## Goal
In the material below, list every line carrying the string "Сколько".

Information given start

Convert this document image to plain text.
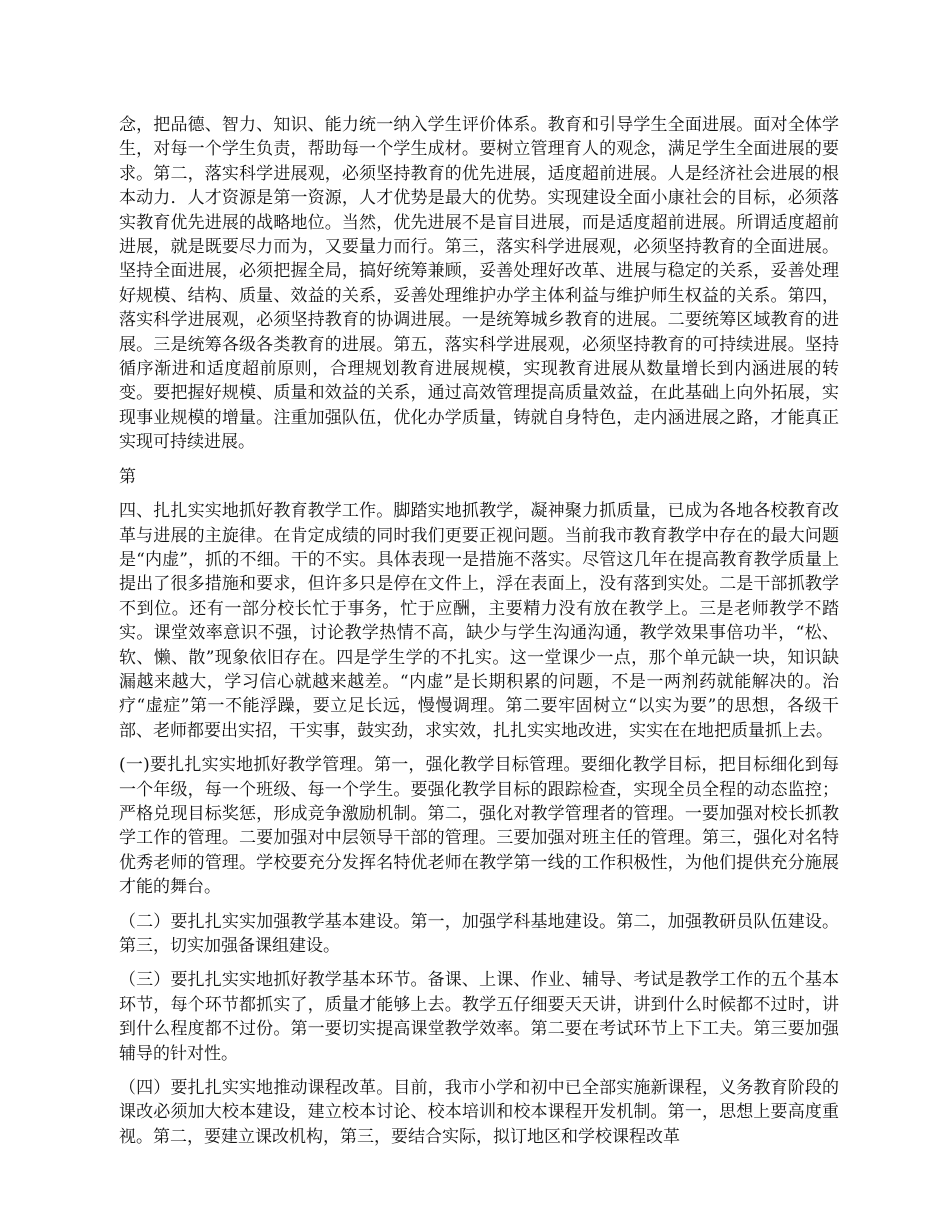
念，把品德、智力、知识、能力统一纳入学生评价体系。教育和引导学生全面进展。面对全体学生，对每一个学生负责，帮助每一个学生成材。要树立管理育人的观念，满足学生全面进展的要求。第二，落实科学进展观，必须坚持教育的优先进展，适度超前进展。人是经济社会进展的根本动力．人才资源是第一资源，人才优势是最大的优势。实现建设全面小康社会的目标，必须落实教育优先进展的战略地位。当然，优先进展不是盲目进展，而是适度超前进展。所谓适度超前进展，就是既要尽力而为，又要量力而行。第三，落实科学进展观，必须坚持教育的全面进展。坚持全面进展，必须把握全局，搞好统筹兼顾，妥善处理好改革、进展与稳定的关系，妥善处理好规模、结构、质量、效益的关系，妥善处理维护办学主体利益与维护师生权益的关系。第四，落实科学进展观，必须坚持教育的协调进展。一是统筹城乡教育的进展。二要统筹区域教育的进展。三是统筹各级各类教育的进展。第五，落实科学进展观，必须坚持教育的可持续进展。坚持循序渐进和适度超前原则，合理规划教育进展规模，实现教育进展从数量增长到内涵进展的转变。要把握好规模、质量和效益的关系，通过高效管理提高质量效益，在此基础上向外拓展，实现事业规模的增量。注重加强队伍，优化办学质量，铸就自身特色，走内涵进展之路，才能真正实现可持续进展。

第

四、扎扎实实地抓好教育教学工作。脚踏实地抓教学，凝神聚力抓质量，已成为各地各校教育改革与进展的主旋律。在肯定成绩的同时我们更要正视问题。当前我市教育教学中存在的最大问题是“内虚”，抓的不细。干的不实。具体表现一是措施不落实。尽管这几年在提高教育教学质量上提出了很多措施和要求，但许多只是停在文件上，浮在表面上，没有落到实处。二是干部抓教学不到位。还有一部分校长忙于事务，忙于应酬，主要精力没有放在教学上。三是老师教学不踏实。课堂效率意识不强，讨论教学热情不高，缺少与学生沟通沟通，教学效果事倍功半，“松、软、懒、散”现象依旧存在。四是学生学的不扎实。这一堂课少一点，那个单元缺一块，知识缺漏越来越大，学习信心就越来越差。“内虚”是长期积累的问题，不是一两剂药就能解决的。治疗“虚症”第一不能浮躁，要立足长远，慢慢调理。第二要牢固树立“以实为要”的思想，各级干部、老师都要出实招，干实事，鼓实劲，求实效，扎扎实实地改进，实实在在地把质量抓上去。

(一)要扎扎实实地抓好教学管理。第一，强化教学目标管理。要细化教学目标，把目标细化到每一个年级，每一个班级、每一个学生。要强化教学目标的跟踪检查，实现全员全程的动态监控；严格兑现目标奖惩，形成竞争激励机制。第二，强化对教学管理者的管理。一要加强对校长抓教学工作的管理。二要加强对中层领导干部的管理。三要加强对班主任的管理。第三，强化对名特优秀老师的管理。学校要充分发挥名特优老师在教学第一线的工作积极性，为他们提供充分施展才能的舞台。

（二）要扎扎实实加强教学基本建设。第一，加强学科基地建设。第二，加强教研员队伍建设。第三，切实加强备课组建设。

（三）要扎扎实实地抓好教学基本环节。备课、上课、作业、辅导、考试是教学工作的五个基本环节，每个环节都抓实了，质量才能够上去。教学五仔细要天天讲，讲到什么时候都不过时，讲到什么程度都不过份。第一要切实提高课堂教学效率。第二要在考试环节上下工夫。第三要加强辅导的针对性。

（四）要扎扎实实地推动课程改革。目前，我市小学和初中已全部实施新课程，义务教育阶段的课改必须加大校本建设，建立校本讨论、校本培训和校本课程开发机制。第一，思想上要高度重视。第二，要建立课改机构，第三，要结合实际，拟订地区和学校课程改革
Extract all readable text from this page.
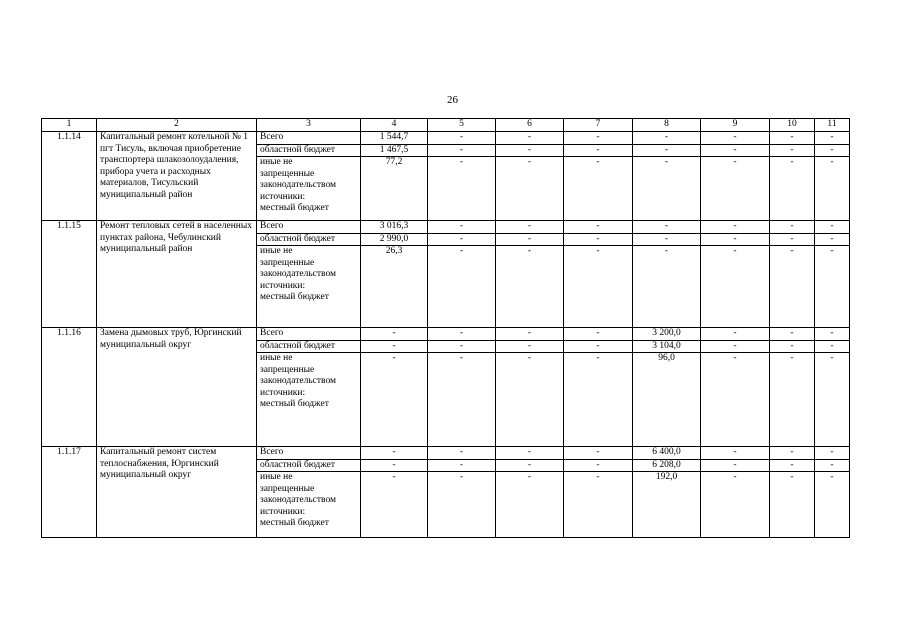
26
1	2	3	4	5	6	7	8	9	10	11
1.1.14	Капитальный ремонт котельной № 1 пгт Тисуль, включая приобретение транспортера шлакозолоудаления, прибора учета и расходных материалов, Тисульский муниципальный район	Всего	1 544,7	-	-	-	-	-	-	-
		областной бюджет	1 467,5	-	-	-	-	-	-	-

		иные не
запрещенные
законодательством
источники:
местный бюджет	77,2	-	-	-	-	-	-	-
1.1.15	Ремонт тепловых сетей в населенных пунктах района, Чебулинский муниципальный район	Всего	3 016,3	-	-	-	-	-	-	-
		областной бюджет	2 990,0	-	-	-	-	-	-	-

		иные не
запрещенные
законодательством
источники:
местный бюджет	26,3	-	-	-	-	-	-	-
1.1.16	Замена дымовых труб, Юргинский муниципальный округ	Всего	-	-	-	-	3 200,0	-	-	-
		областной бюджет	-	-	-	-	3 104,0	-	-	-

		иные не
запрещенные
законодательством
источники:
местный бюджет	-	-	-	-	96,0	-	-	-
1.1.17	Капитальный ремонт систем теплоснабжения, Юргинский муниципальный округ	Всего	-	-	-	-	6 400,0	-	-	-
		областной бюджет	-	-	-	-	6 208,0	-	-	-

		иные не
запрещенные
законодательством
источники:
местный бюджет	-	-	-	-	192,0	-	-	-
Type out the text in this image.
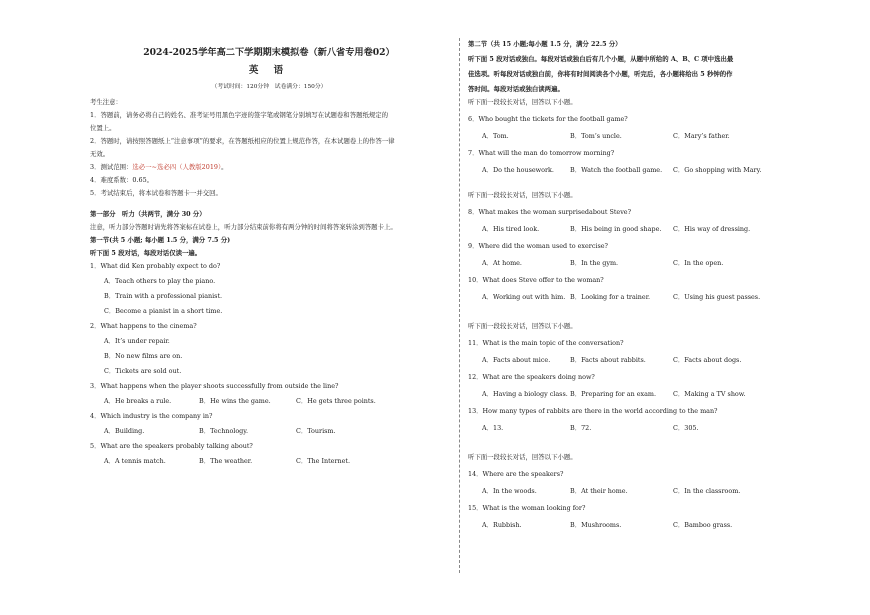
2024-2025学年高二下学期期末模拟卷（新八省专用卷02）
英 语
（考试时间：120分钟　试卷满分：150分）

考生注意：

1．答题前，请务必将自己的姓名、准考证号用黑色字迹的签字笔或钢笔分别填写在试题卷和答题纸规定的

位置上。

2．答题时，请按照答题纸上“注意事项”的要求，在答题纸相应的位置上规范作答，在本试题卷上的作答一律

无效。

3．测试范围：选必一~选必四（人教版2019）。

4．难度系数：0.65。

5．考试结束后，将本试卷和答题卡一并交回。

第一部分　听力（共两节，满分 30 分）

注意，听力部分答题时请先将答案标在试卷上，听力部分结束前你将有两分钟的时间将答案转涂到答题卡上。

第一节(共 5 小题; 每小题 1.5 分，满分 7.5 分)

听下面 5 段对话，每段对话仅读一遍。

1．What did Ken probably expect to do?

A．Teach others to play the piano.

B．Train with a professional pianist.

C．Become a pianist in a short time.

2．What happens to the cinema?

A．It’s under repair.

B．No new films are on.

C．Tickets are sold out.

3．What happens when the player shoots successfully from outside the line?

A．He breaks a rule.	B．He wins the game.	C．He gets three points.

4．Which industry is the company in?

A．Building.	B．Technology.	C．Tourism.

5．What are the speakers probably talking about?

A．A tennis match.	B．The weather.	C．The Internet.

第二节（共 15 小题;每小题 1.5 分，满分 22.5 分）

听下面 5 段对话或独白。每段对话或独白后有几个小题，从题中所给的 A、B、C 项中选出最

佳选项。听每段对话或独白前，你将有时间阅读各个小题，听完后，各小题将给出 5 秒钟的作

答时间。每段对话或独白读两遍。

听下面一段较长对话，回答以下小题。

6．Who bought the tickets for the football game?

A．Tom.	B．Tom’s uncle.	C．Mary’s father.

7．What will the man do tomorrow morning?

A．Do the housework.	B．Watch the football game.	C．Go shopping with Mary.

听下面一段较长对话，回答以下小题。

8．What makes the woman surprisedabout Steve?

A．His tired look.	B．His being in good shape.	C．His way of dressing.

9．Where did the woman used to exercise?

A．At home.	B．In the gym.	C．In the open.

10．What does Steve offer to the woman?

A．Working out with him. B．Looking for a trainer.	C．Using his guest passes.

听下面一段较长对话，回答以下小题。

11．What is the main topic of the conversation?

A．Facts about mice.	B．Facts about rabbits.	C．Facts about dogs.

12．What are the speakers doing now?

A．Having a biology class. B．Preparing for an exam.	C．Making a TV show.

13．How many types of rabbits are there in the world according to the man?

A．13.	B．72.	C．305.

听下面一段较长对话，回答以下小题。

14．Where are the speakers?

A．In the woods.	B．At their home.	C．In the classroom.

15．What is the woman looking for?

A．Rubbish.	B．Mushrooms.	C．Bamboo grass.
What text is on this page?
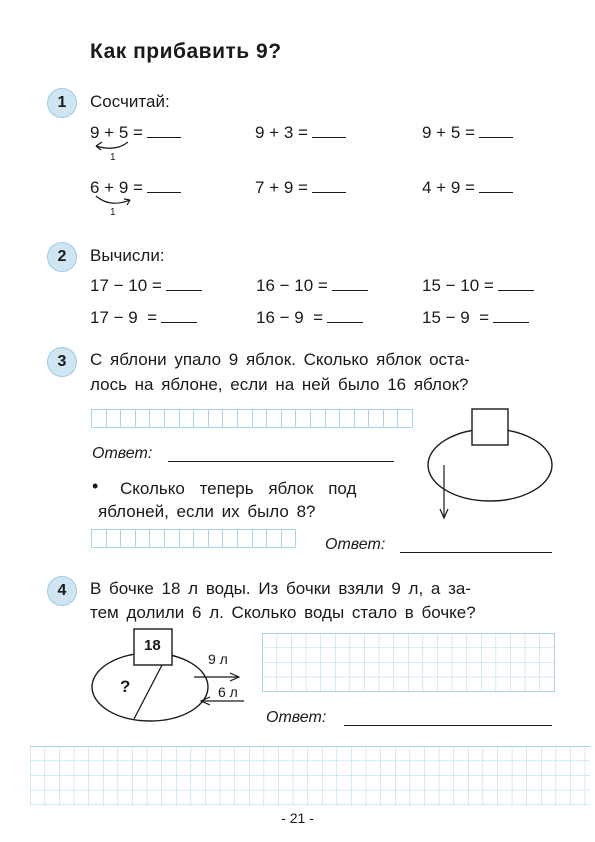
Как прибавить 9?
1	Сосчитай:
9 + 5 =	9 + 3 =	9 + 5 =
1
6 + 9 =	7 + 9 =	4 + 9 =
1
2	Вычисли:
17 − 10 =	16 − 10 =	15 − 10 =
17 − 9  =	16 − 9  =	15 − 9  =
3	С яблони упало 9 яблок. Сколько яблок оста-
лось на яблоне, если на ней было 16 яблок?
Ответ:
• Сколько теперь яблок под
яблоней, если их было 8?
Ответ:
4	В бочке 18 л воды. Из бочки взяли 9 л, а за-
тем долили 6 л. Сколько воды стало в бочке?
18
?
9 л
6 л
Ответ:
- 21 -
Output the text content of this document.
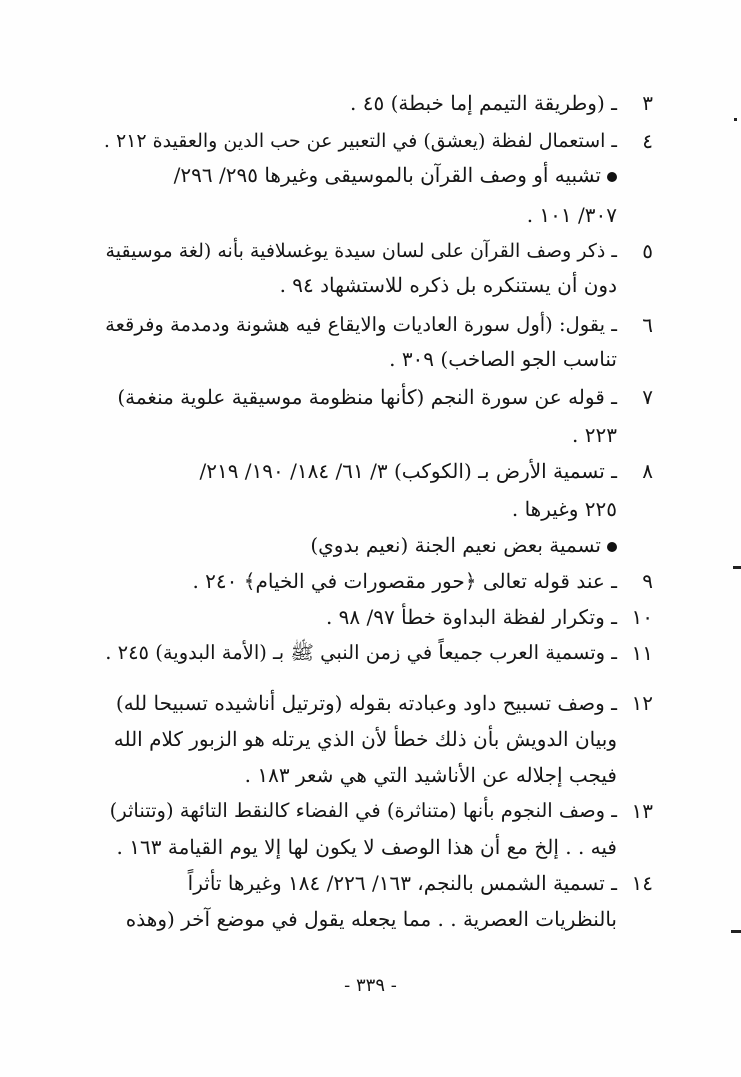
٣
ـ (وطريقة التيمم إما خبطة) ٤٥ .
٤
ـ استعمال لفظة (يعشق) في التعبير عن حب الدين والعقيدة ٢١٢ .
تشبيه أو وصف القرآن بالموسيقى وغيرها ٢٩٥/ ٢٩٦/
٣٠٧/ ١٠١ .
٥
ـ ذكر وصف القرآن على لسان سيدة يوغسلافية بأنه (لغة موسيقية
دون أن يستنكره بل ذكره للاستشهاد ٩٤ .
٦
ـ يقول: (أول سورة العاديات والايقاع فيه هشونة ودمدمة وفرقعة
تناسب الجو الصاخب) ٣٠٩ .
٧
ـ قوله عن سورة النجم (كأنها منظومة موسيقية علوية منغمة)
٢٢٣ .
٨
ـ تسمية الأرض بـ (الكوكب) ٣/ ٦١/ ١٨٤/ ١٩٠/ ٢١٩/
٢٢٥ وغيرها .
تسمية بعض نعيم الجنة (نعيم بدوي)
٩
ـ عند قوله تعالى ﴿حور مقصورات في الخيام﴾ ٢٤٠ .
١٠
ـ وتكرار لفظة البداوة خطأ ٩٧/ ٩٨ .
١١
ـ وتسمية العرب جميعاً في زمن النبي ﷺ بـ (الأمة البدوية) ٢٤٥ .
١٢
ـ وصف تسبيح داود وعبادته بقوله (وترتيل أناشيده تسبيحا لله)
وبيان الدويش بأن ذلك خطأ لأن الذي يرتله هو الزبور كلام الله
فيجب إجلاله عن الأناشيد التي هي شعر ١٨٣ .
١٣
ـ وصف النجوم بأنها (متناثرة) في الفضاء كالنقط التائهة (وتتناثر)
فيه . . إلخ مع أن هذا الوصف لا يكون لها إلا يوم القيامة ١٦٣ .
١٤
ـ تسمية الشمس بالنجم، ١٦٣/ ٢٢٦/ ١٨٤ وغيرها تأثراً
بالنظريات العصرية . . مما يجعله يقول في موضع آخر (وهذه
- ٣٣٩ -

Information given end

## Output of the exercise
3	С яблони упало 9 яблок. Сколько яблок оста-
• Сколько теперь яблок под
тем долили 6 л. Сколько воды стало в бочке?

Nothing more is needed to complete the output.